[START]

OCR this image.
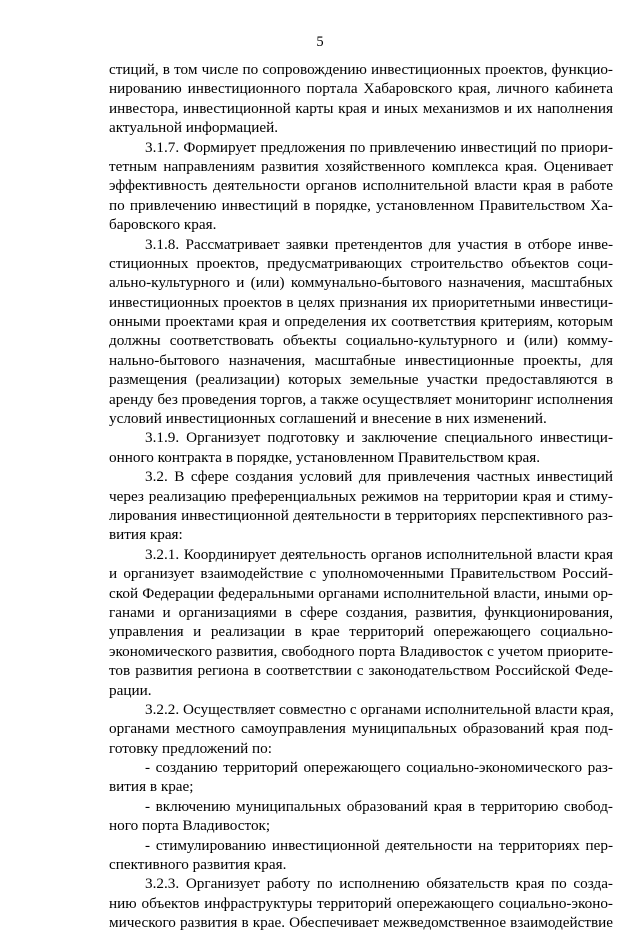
5
стиций, в том числе по сопровождению инвестиционных проектов, функцио-
нированию инвестиционного портала Хабаровского края, личного кабинета
инвестора, инвестиционной карты края и иных механизмов и их наполнения
актуальной информацией.
3.1.7. Формирует предложения по привлечению инвестиций по приори-
тетным направлениям развития хозяйственного комплекса края. Оценивает
эффективность деятельности органов исполнительной власти края в работе
по привлечению инвестиций в порядке, установленном Правительством Ха-
баровского края.
3.1.8. Рассматривает заявки претендентов для участия в отборе инве-
стиционных проектов, предусматривающих строительство объектов соци-
ально-культурного и (или) коммунально-бытового назначения, масштабных
инвестиционных проектов в целях признания их приоритетными инвестици-
онными проектами края и определения их соответствия критериям, которым
должны соответствовать объекты социально-культурного и (или) комму-
нально-бытового назначения, масштабные инвестиционные проекты, для
размещения (реализации) которых земельные участки предоставляются в
аренду без проведения торгов, а также осуществляет мониторинг исполнения
условий инвестиционных соглашений и внесение в них изменений.
3.1.9. Организует подготовку и заключение специального инвестици-
онного контракта в порядке, установленном Правительством края.
3.2. В сфере создания условий для привлечения частных инвестиций
через реализацию преференциальных режимов на территории края и стиму-
лирования инвестиционной деятельности в территориях перспективного раз-
вития края:
3.2.1. Координирует деятельность органов исполнительной власти края
и организует взаимодействие с уполномоченными Правительством Россий-
ской Федерации федеральными органами исполнительной власти, иными ор-
ганами и организациями в сфере создания, развития, функционирования,
управления и реализации в крае территорий опережающего социально-
экономического развития, свободного порта Владивосток с учетом приорите-
тов развития региона в соответствии с законодательством Российской Феде-
рации.
3.2.2. Осуществляет совместно с органами исполнительной власти края,
органами местного самоуправления муниципальных образований края под-
готовку предложений по:
- созданию территорий опережающего социально-экономического раз-
вития в крае;
- включению муниципальных образований края в территорию свобод-
ного порта Владивосток;
- стимулированию инвестиционной деятельности на территориях пер-
спективного развития края.
3.2.3. Организует работу по исполнению обязательств края по созда-
нию объектов инфраструктуры территорий опережающего социально-эконо-
мического развития в крае. Обеспечивает межведомственное взаимодействие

[END]

_TASK:_ Print each of the records above exactly as written, leaving no picture in the copy.

_SOLUTION TO THE EXERCISE:_
OCR this image.
5
стиций, в том числе по сопровождению инвестиционных проектов, функцио-
нированию инвестиционного портала Хабаровского края, личного кабинета
инвестора, инвестиционной карты края и иных механизмов и их наполнения
актуальной информацией.
3.1.7. Формирует предложения по привлечению инвестиций по приори-
тетным направлениям развития хозяйственного комплекса края. Оценивает
эффективность деятельности органов исполнительной власти края в работе
по привлечению инвестиций в порядке, установленном Правительством Ха-
баровского края.
3.1.8. Рассматривает заявки претендентов для участия в отборе инве-
стиционных проектов, предусматривающих строительство объектов соци-
ально-культурного и (или) коммунально-бытового назначения, масштабных
инвестиционных проектов в целях признания их приоритетными инвестици-
онными проектами края и определения их соответствия критериям, которым
должны соответствовать объекты социально-культурного и (или) комму-
нально-бытового назначения, масштабные инвестиционные проекты, для
размещения (реализации) которых земельные участки предоставляются в
аренду без проведения торгов, а также осуществляет мониторинг исполнения
условий инвестиционных соглашений и внесение в них изменений.
3.1.9. Организует подготовку и заключение специального инвестици-
онного контракта в порядке, установленном Правительством края.
3.2. В сфере создания условий для привлечения частных инвестиций
через реализацию преференциальных режимов на территории края и стиму-
лирования инвестиционной деятельности в территориях перспективного раз-
вития края:
3.2.1. Координирует деятельность органов исполнительной власти края
и организует взаимодействие с уполномоченными Правительством Россий-
ской Федерации федеральными органами исполнительной власти, иными ор-
ганами и организациями в сфере создания, развития, функционирования,
управления и реализации в крае территорий опережающего социально-
экономического развития, свободного порта Владивосток с учетом приорите-
тов развития региона в соответствии с законодательством Российской Феде-
рации.
3.2.2. Осуществляет совместно с органами исполнительной власти края,
органами местного самоуправления муниципальных образований края под-
готовку предложений по:
- созданию территорий опережающего социально-экономического раз-
вития в крае;
- включению муниципальных образований края в территорию свобод-
ного порта Владивосток;
- стимулированию инвестиционной деятельности на территориях пер-
спективного развития края.
3.2.3. Организует работу по исполнению обязательств края по созда-
нию объектов инфраструктуры территорий опережающего социально-эконо-
мического развития в крае. Обеспечивает межведомственное взаимодействие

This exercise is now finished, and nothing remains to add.